┏━━

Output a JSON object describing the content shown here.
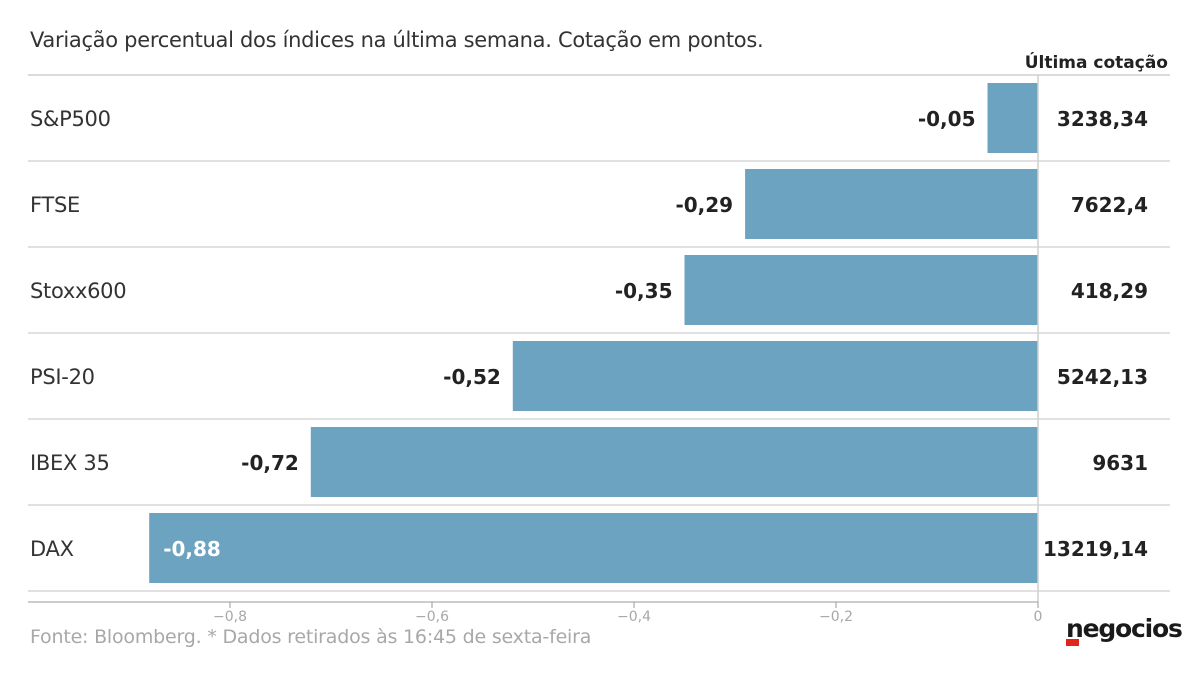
{
  "subtitle": "Variação percentual dos índices na última semana. Cotação em pontos.",
  "source": "Fonte: Bloomberg.  * Dados retirados às 16:45 de sexta-feira",
  "logo": "negocios",
  "colors": {
    "bar": "#6ca3c0",
    "grid": "#cfcfcf",
    "text": "#333333",
    "muted": "#a8a8a8",
    "brand_red": "#e1251b"
  },
  "chart_data": {
    "type": "bar",
    "orientation": "horizontal",
    "categories": [
      "S&P500",
      "FTSE",
      "Stoxx600",
      "PSI-20",
      "IBEX 35",
      "DAX"
    ],
    "values": [
      -0.05,
      -0.29,
      -0.35,
      -0.52,
      -0.72,
      -0.88
    ],
    "value_labels": [
      "-0,05",
      "-0,29",
      "-0,35",
      "-0,52",
      "-0,72",
      "-0,88"
    ],
    "last_quote_header": "Última cotação",
    "last_quotes": [
      "3238,34",
      "7622,4",
      "418,29",
      "5242,13",
      "9631",
      "13219,14"
    ],
    "xlim": [
      -0.97,
      0
    ],
    "x_ticks": [
      -0.8,
      -0.6,
      -0.4,
      -0.2,
      0
    ],
    "x_tick_labels": [
      "−0,8",
      "−0,6",
      "−0,4",
      "−0,2",
      "0"
    ],
    "grid": false
  }
}
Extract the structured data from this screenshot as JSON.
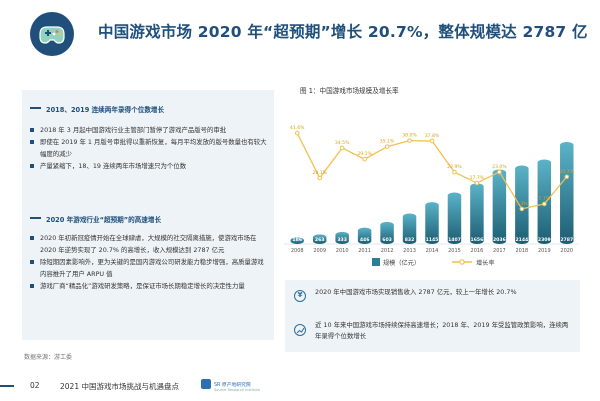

┗━━

Task brief: Restate the whole listing above exactly, except for its images.

Output for this exercise:
Output a JSON object describing the content shown here.
{
  "subtitle": "Variação percentual dos índices na última semana. Cotação em pontos.",
  "source": "Fonte: Bloomberg.  * Dados retirados às 16:45 de sexta-feira",
  "logo": "negocios",
  "colors": {
    "bar": "#6ca3c0",
    "grid": "#cfcfcf",
    "text": "#333333",
    "muted": "#a8a8a8",
    "brand_red": "#e1251b"
  },
  "chart_data": {
    "type": "bar",
    "orientation": "horizontal",
    "categories": [
      "S&P500",
      "FTSE",
      "Stoxx600",
      "PSI-20",
      "IBEX 35",
      "DAX"
    ],
    "values": [
      -0.05,
      -0.29,
      -0.35,
      -0.52,
      -0.72,
      -0.88
    ],
    "value_labels": [
      "-0,05",
      "-0,29",
      "-0,35",
      "-0,52",
      "-0,72",
      "-0,88"
    ],
    "last_quote_header": "Última cotação",
    "last_quotes": [
      "3238,34",
      "7622,4",
      "418,29",
      "5242,13",
      "9631",
      "13219,14"
    ],
    "xlim": [
      -0.97,
      0
    ],
    "x_ticks": [
      -0.8,
      -0.6,
      -0.4,
      -0.2,
      0
    ],
    "x_tick_labels": [
      "−0,8",
      "−0,6",
      "−0,4",
      "−0,2",
      "0"
    ],
    "grid": false
  }
}
Extract the structured data from this screenshot as JSON.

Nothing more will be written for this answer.